▶ PROBLEM REQUIREMENTS
Copy the lines holding the word "school", all of them.

Source records:

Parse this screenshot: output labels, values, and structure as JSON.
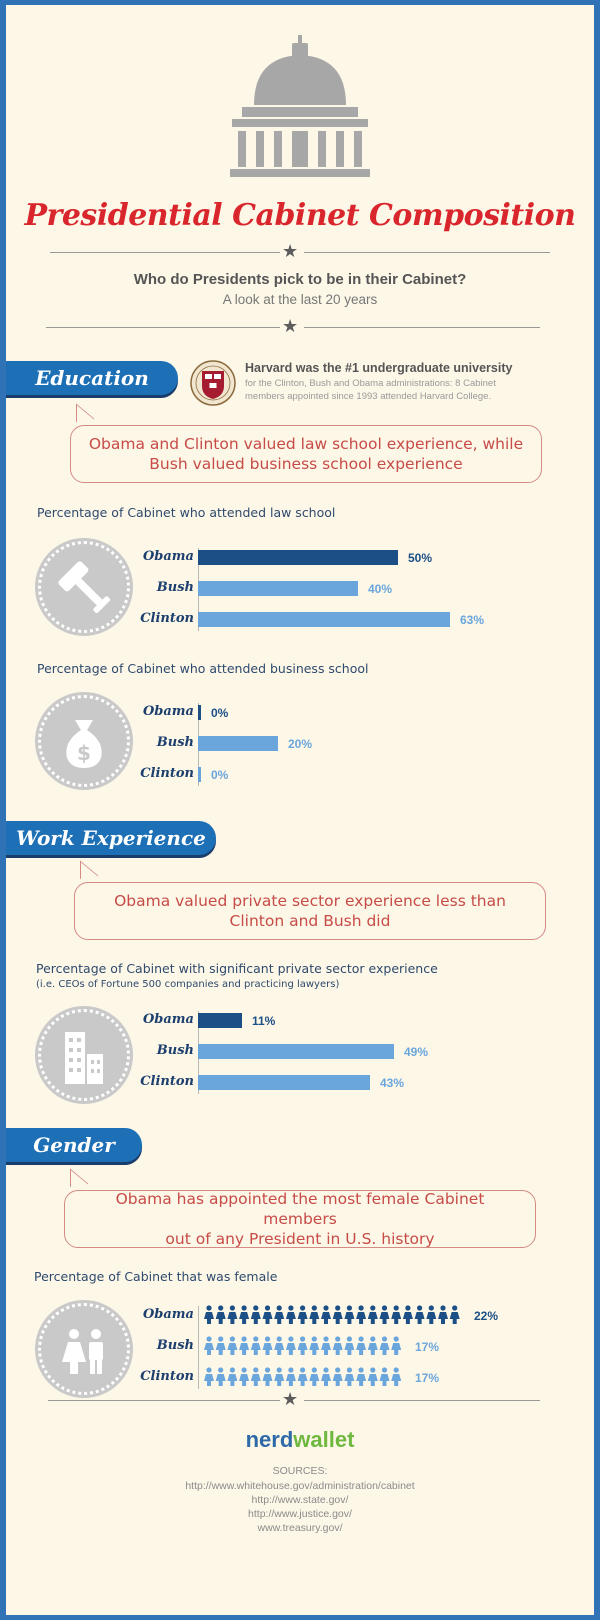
{
  "header": {
    "title": "Presidential Cabinet Composition",
    "question": "Who do Presidents pick to be in their Cabinet?",
    "subtitle": "A look at the last 20 years",
    "icon": "capitol-dome-icon"
  },
  "colors": {
    "obama": "#1c4f86",
    "others": "#6aa6dc",
    "tab": "#1d6fb6",
    "title": "#d9262c"
  },
  "education": {
    "tab": "Education",
    "harvard_heading": "Harvard was the #1 undergraduate university",
    "harvard_line1": "for the Clinton, Bush and Obama administrations: 8 Cabinet",
    "harvard_line2": "members appointed since 1993 attended Harvard College.",
    "callout_line1": "Obama and Clinton valued law school experience, while",
    "callout_line2": "Bush valued business school experience"
  },
  "work": {
    "tab": "Work Experience",
    "callout_line1": "Obama valued private sector experience less than",
    "callout_line2": "Clinton and Bush did"
  },
  "gender": {
    "tab": "Gender",
    "callout_line1": "Obama has appointed the most female Cabinet members",
    "callout_line2": "out of any President in U.S. history"
  },
  "chart_data": [
    {
      "type": "bar",
      "title": "Percentage of Cabinet who attended law school",
      "categories": [
        "Obama",
        "Bush",
        "Clinton"
      ],
      "values": [
        50,
        40,
        63
      ],
      "value_labels": [
        "50%",
        "40%",
        "63%"
      ],
      "unit": "%"
    },
    {
      "type": "bar",
      "title": "Percentage of Cabinet who attended business school",
      "categories": [
        "Obama",
        "Bush",
        "Clinton"
      ],
      "values": [
        0,
        20,
        0
      ],
      "value_labels": [
        "0%",
        "20%",
        "0%"
      ],
      "unit": "%"
    },
    {
      "type": "bar",
      "title": "Percentage of Cabinet with significant private sector experience",
      "note": "(i.e. CEOs of Fortune 500 companies and practicing lawyers)",
      "categories": [
        "Obama",
        "Bush",
        "Clinton"
      ],
      "values": [
        11,
        49,
        43
      ],
      "value_labels": [
        "11%",
        "49%",
        "43%"
      ],
      "unit": "%"
    },
    {
      "type": "bar",
      "title": "Percentage of Cabinet that was female",
      "categories": [
        "Obama",
        "Bush",
        "Clinton"
      ],
      "values": [
        22,
        17,
        17
      ],
      "value_labels": [
        "22%",
        "17%",
        "17%"
      ],
      "unit": "%",
      "style": "pictogram"
    }
  ],
  "footer": {
    "logo_part1": "nerd",
    "logo_part2": "wallet",
    "sources_label": "SOURCES:",
    "sources": [
      "http://www.whitehouse.gov/administration/cabinet",
      "http://www.state.gov/",
      "http://www.justice.gov/",
      "www.treasury.gov/"
    ]
  }
}
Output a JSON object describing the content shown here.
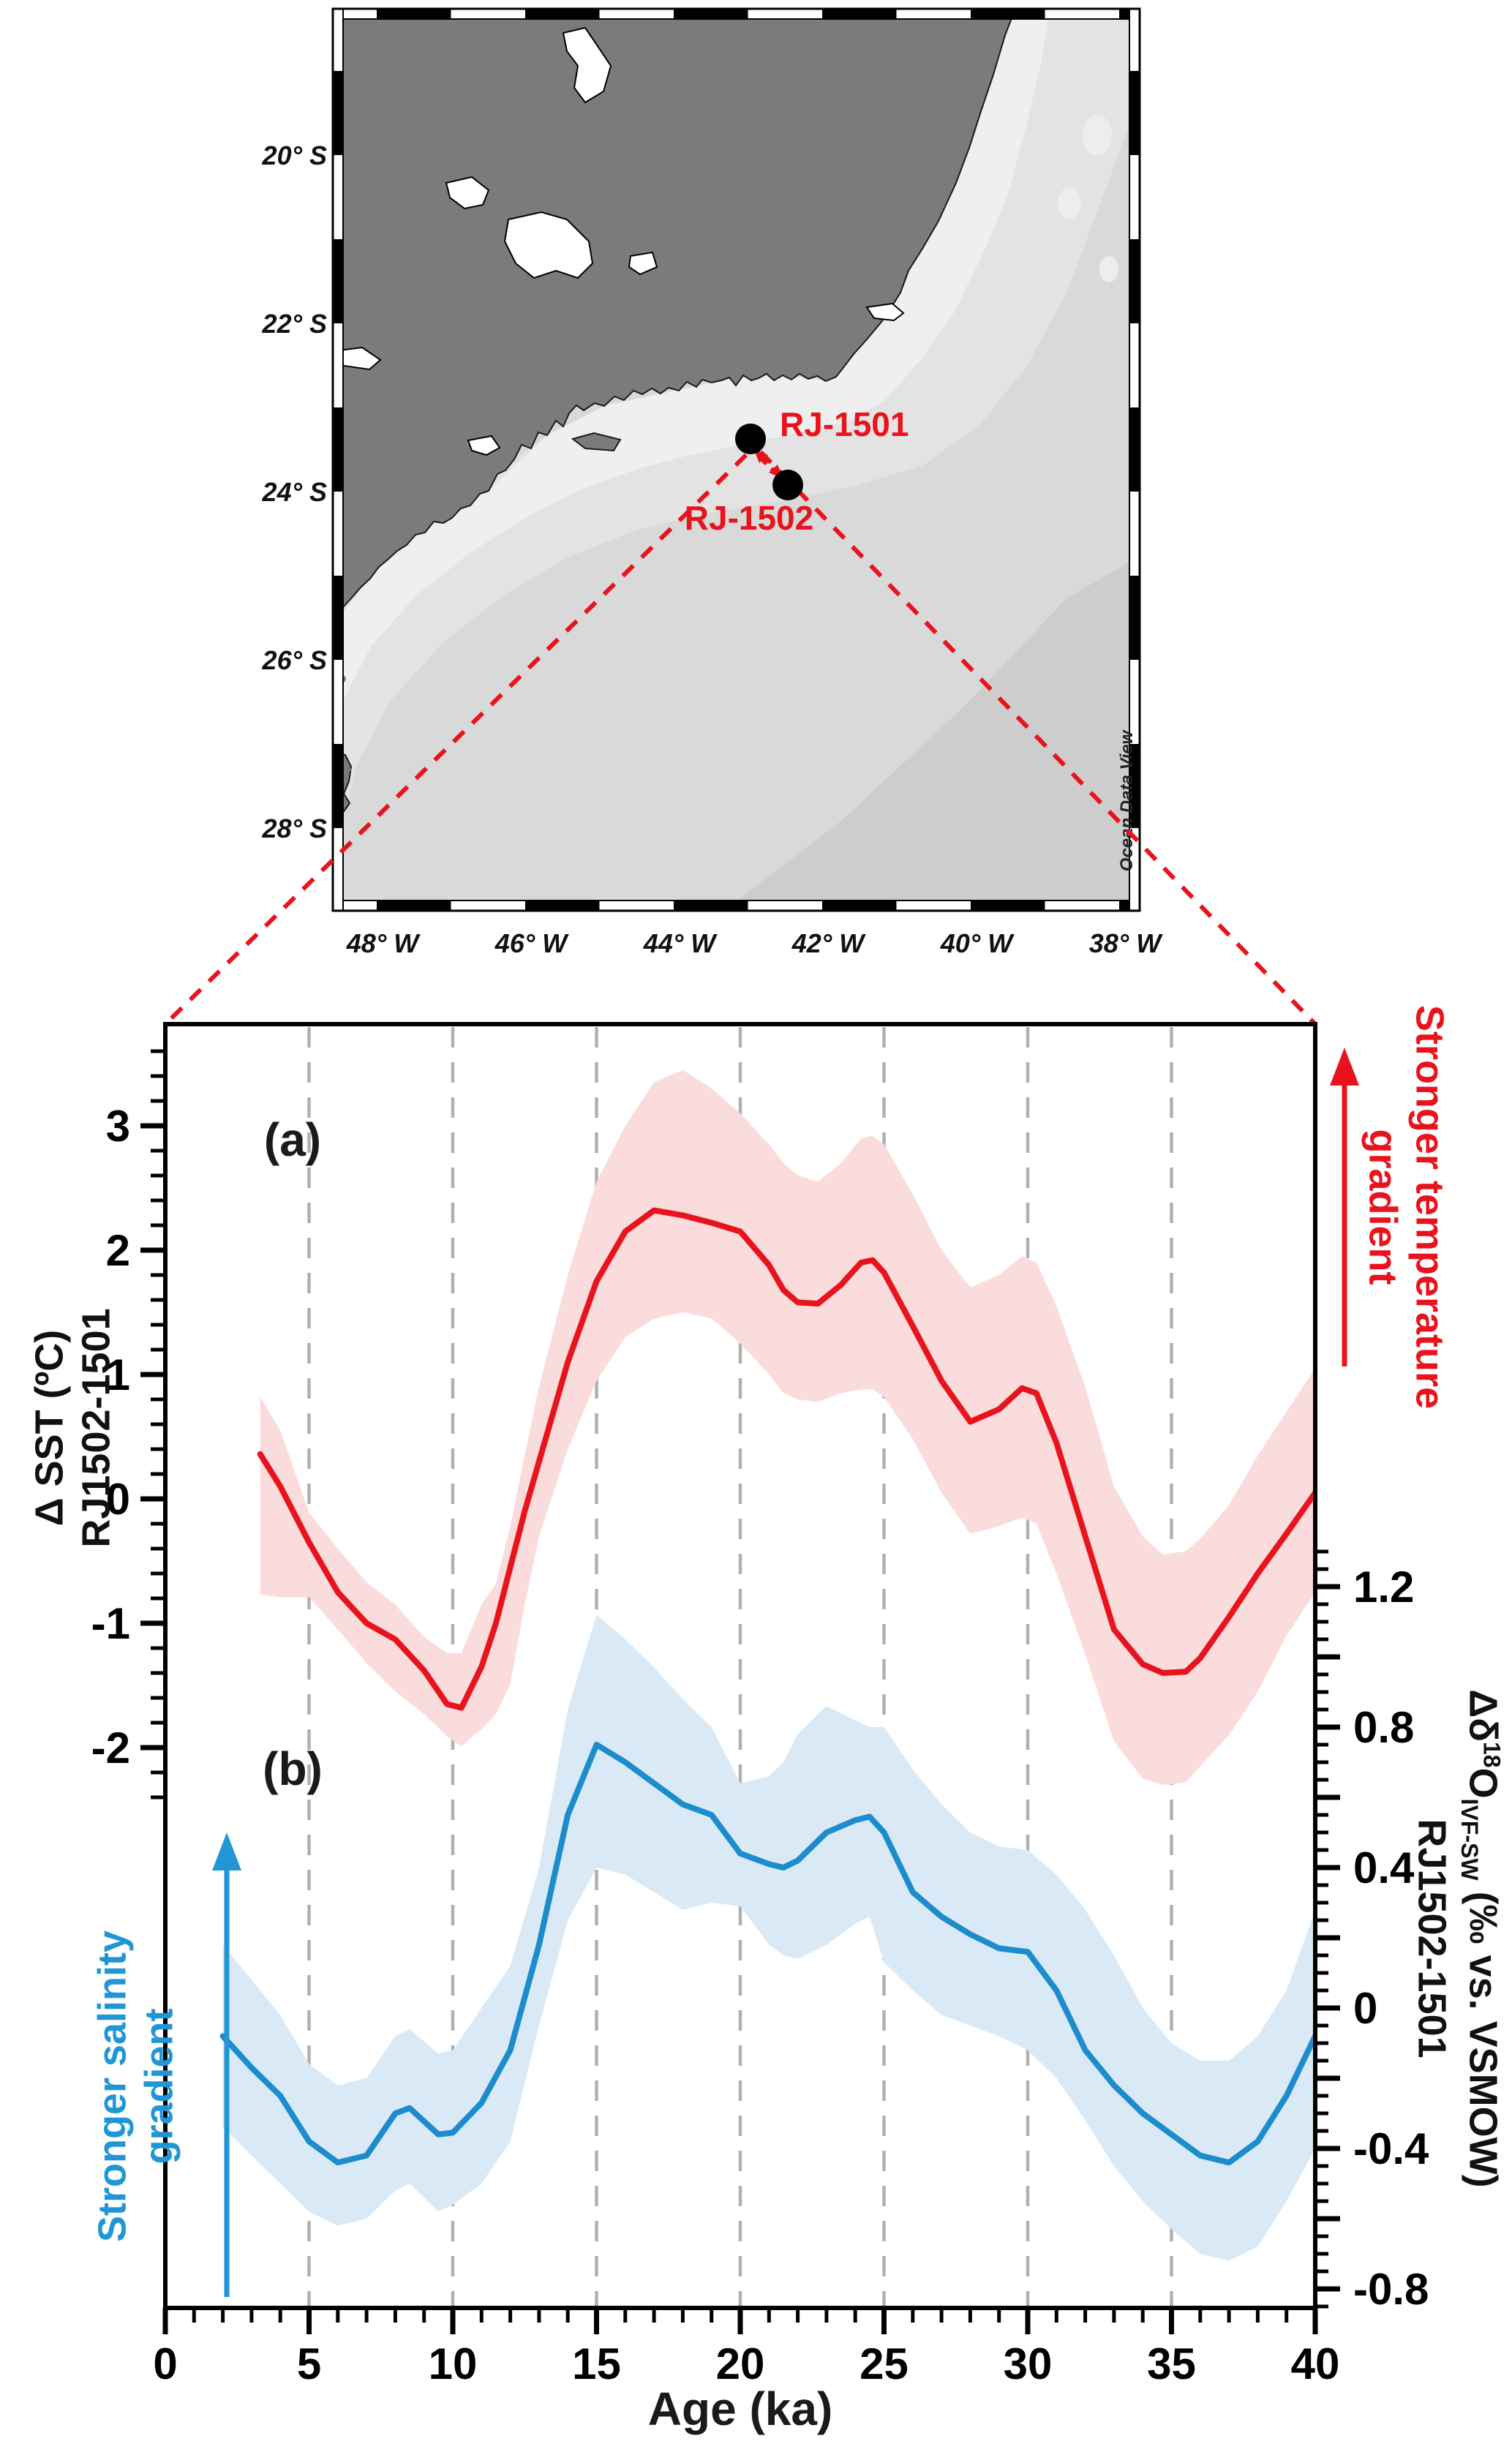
{
  "figure": {
    "panel_a": "(a)",
    "panel_b": "(b)"
  },
  "map": {
    "watermark": "Ocean Data View",
    "lat_labels": [
      "20° S",
      "22° S",
      "24° S",
      "26° S",
      "28° S"
    ],
    "lon_labels": [
      "48° W",
      "46° W",
      "44° W",
      "42° W",
      "40° W",
      "38° W"
    ],
    "sites": [
      {
        "name": "RJ-1501"
      },
      {
        "name": "RJ-1502"
      }
    ],
    "colors": {
      "land": "#7b7b7b",
      "ocean": "#d9d9d9",
      "mid": "#e3e3e3",
      "shelf": "#efefef",
      "deep": "#cdcdcd",
      "marker": "#000000",
      "accent": "#e8131c"
    }
  },
  "chart": {
    "x_axis": {
      "title": "Age (ka)",
      "tick_labels": [
        "0",
        "5",
        "10",
        "15",
        "20",
        "25",
        "30",
        "35",
        "40"
      ],
      "range": [
        0,
        40
      ],
      "major_step": 5,
      "minor_step": 1,
      "gridlines": [
        5,
        10,
        15,
        20,
        25,
        30,
        35
      ],
      "grid_color": "#b0b0b0"
    },
    "left_axis": {
      "title_line1": "Δ SST (ºC)",
      "title_line2": "RJ1502-1501",
      "tick_labels": [
        "3",
        "2",
        "1",
        "0",
        "-1",
        "-2"
      ],
      "tick_values": [
        3,
        2,
        1,
        0,
        -1,
        -2
      ],
      "minor_step": 0.2,
      "range": [
        -2.45,
        3.82
      ]
    },
    "right_axis": {
      "title_pre": "Δδ",
      "title_sup": "18",
      "title_o": "O",
      "title_sub": "IVF-SW",
      "title_post": " (‰ vs. VSMOW)",
      "title_line2": "RJ1502-1501",
      "tick_labels": [
        "1.2",
        "0.8",
        "0.4",
        "0",
        "-0.4",
        "-0.8"
      ],
      "tick_values": [
        1.2,
        0.8,
        0.4,
        0,
        -0.4,
        -0.8
      ],
      "minor_step": 0.05,
      "range": [
        -0.88,
        1.32
      ]
    },
    "annotations": {
      "temperature": {
        "line1": "Stronger temperature",
        "line2": "gradient",
        "color": "#e8131c"
      },
      "salinity": {
        "line1": "Stronger salinity",
        "line2": "gradient",
        "color": "#2196d6"
      }
    }
  },
  "chart_data": {
    "type": "line",
    "x_label": "Age (ka)",
    "x_range": [
      0,
      40
    ],
    "grid": "vertical-dashed",
    "series": [
      {
        "name": "ΔSST (°C) RJ1502-1501",
        "panel": "a",
        "axis": "left",
        "color": "#e8131c",
        "band_color": "#fadcdc",
        "x": [
          3.3,
          4,
          5,
          6,
          7,
          8,
          9,
          9.8,
          10.3,
          11,
          11.5,
          12,
          12.5,
          13,
          14,
          15,
          16,
          17,
          18,
          19,
          20,
          21,
          21.5,
          22,
          22.7,
          23.5,
          24.2,
          24.6,
          25,
          26,
          27,
          28,
          29,
          29.8,
          30.3,
          31,
          32,
          33,
          34,
          34.7,
          35.5,
          36,
          37,
          38,
          39,
          40
        ],
        "y": [
          0.36,
          0.1,
          -0.35,
          -0.75,
          -1.0,
          -1.13,
          -1.38,
          -1.65,
          -1.68,
          -1.35,
          -1.0,
          -0.55,
          -0.1,
          0.3,
          1.1,
          1.75,
          2.15,
          2.32,
          2.28,
          2.22,
          2.15,
          1.88,
          1.68,
          1.58,
          1.57,
          1.72,
          1.9,
          1.92,
          1.82,
          1.39,
          0.95,
          0.62,
          0.72,
          0.89,
          0.85,
          0.45,
          -0.3,
          -1.05,
          -1.33,
          -1.4,
          -1.39,
          -1.28,
          -0.95,
          -0.6,
          -0.28,
          0.05
        ],
        "band_upper": [
          0.82,
          0.55,
          -0.11,
          -0.4,
          -0.67,
          -0.85,
          -1.11,
          -1.24,
          -1.24,
          -0.85,
          -0.68,
          -0.22,
          0.35,
          0.9,
          1.8,
          2.55,
          3.0,
          3.35,
          3.45,
          3.3,
          3.1,
          2.85,
          2.7,
          2.6,
          2.55,
          2.7,
          2.9,
          2.92,
          2.85,
          2.45,
          2.0,
          1.7,
          1.8,
          1.95,
          1.9,
          1.55,
          0.9,
          0.1,
          -0.3,
          -0.45,
          -0.42,
          -0.32,
          -0.05,
          0.35,
          0.7,
          1.05
        ],
        "band_lower": [
          -0.77,
          -0.79,
          -0.79,
          -1.05,
          -1.32,
          -1.55,
          -1.73,
          -1.91,
          -1.99,
          -1.85,
          -1.73,
          -1.49,
          -0.85,
          -0.3,
          0.4,
          0.95,
          1.3,
          1.45,
          1.5,
          1.45,
          1.25,
          1.0,
          0.85,
          0.8,
          0.78,
          0.85,
          0.88,
          0.88,
          0.82,
          0.48,
          0.05,
          -0.28,
          -0.22,
          -0.15,
          -0.2,
          -0.6,
          -1.25,
          -1.95,
          -2.25,
          -2.3,
          -2.28,
          -2.15,
          -1.9,
          -1.55,
          -1.1,
          -0.75
        ]
      },
      {
        "name": "Δδ18O IVF-SW (‰ vs. VSMOW) RJ1502-1501",
        "panel": "b",
        "axis": "right",
        "color": "#1d8ccd",
        "band_color": "#d9eaf6",
        "x": [
          2,
          3,
          4,
          5,
          6,
          7,
          8,
          8.5,
          9.5,
          10,
          11,
          12,
          13,
          14,
          15,
          16,
          17,
          18,
          19,
          20,
          21,
          21.5,
          22,
          23,
          24,
          24.5,
          25,
          26,
          27,
          28,
          29,
          30,
          31,
          32,
          33,
          34,
          35,
          36,
          37,
          38,
          39,
          40
        ],
        "y": [
          -0.08,
          -0.17,
          -0.25,
          -0.38,
          -0.44,
          -0.42,
          -0.3,
          -0.285,
          -0.36,
          -0.355,
          -0.27,
          -0.12,
          0.18,
          0.55,
          0.75,
          0.7,
          0.64,
          0.58,
          0.55,
          0.44,
          0.41,
          0.4,
          0.42,
          0.5,
          0.535,
          0.545,
          0.5,
          0.33,
          0.26,
          0.21,
          0.17,
          0.16,
          0.05,
          -0.12,
          -0.22,
          -0.3,
          -0.36,
          -0.42,
          -0.44,
          -0.38,
          -0.25,
          -0.08
        ],
        "band_upper": [
          0.18,
          0.08,
          -0.02,
          -0.16,
          -0.22,
          -0.2,
          -0.08,
          -0.06,
          -0.13,
          -0.12,
          0.0,
          0.12,
          0.4,
          0.85,
          1.12,
          1.05,
          0.97,
          0.88,
          0.8,
          0.64,
          0.66,
          0.7,
          0.78,
          0.86,
          0.82,
          0.8,
          0.8,
          0.68,
          0.58,
          0.5,
          0.46,
          0.45,
          0.38,
          0.28,
          0.15,
          0.0,
          -0.1,
          -0.15,
          -0.15,
          -0.08,
          0.05,
          0.28
        ],
        "band_lower": [
          -0.34,
          -0.42,
          -0.5,
          -0.58,
          -0.62,
          -0.6,
          -0.52,
          -0.5,
          -0.58,
          -0.56,
          -0.5,
          -0.38,
          -0.05,
          0.25,
          0.4,
          0.38,
          0.33,
          0.28,
          0.3,
          0.29,
          0.18,
          0.15,
          0.14,
          0.18,
          0.24,
          0.26,
          0.13,
          0.05,
          -0.02,
          -0.05,
          -0.08,
          -0.12,
          -0.2,
          -0.32,
          -0.45,
          -0.55,
          -0.63,
          -0.7,
          -0.72,
          -0.68,
          -0.55,
          -0.4
        ]
      }
    ]
  }
}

▶ WRITTEN ANSWER
    "callout_line1": "Obama and Clinton valued law school experience, while",
    "callout_line2": "Bush valued business school experience"
      "title": "Percentage of Cabinet who attended law school",
      "title": "Percentage of Cabinet who attended business school",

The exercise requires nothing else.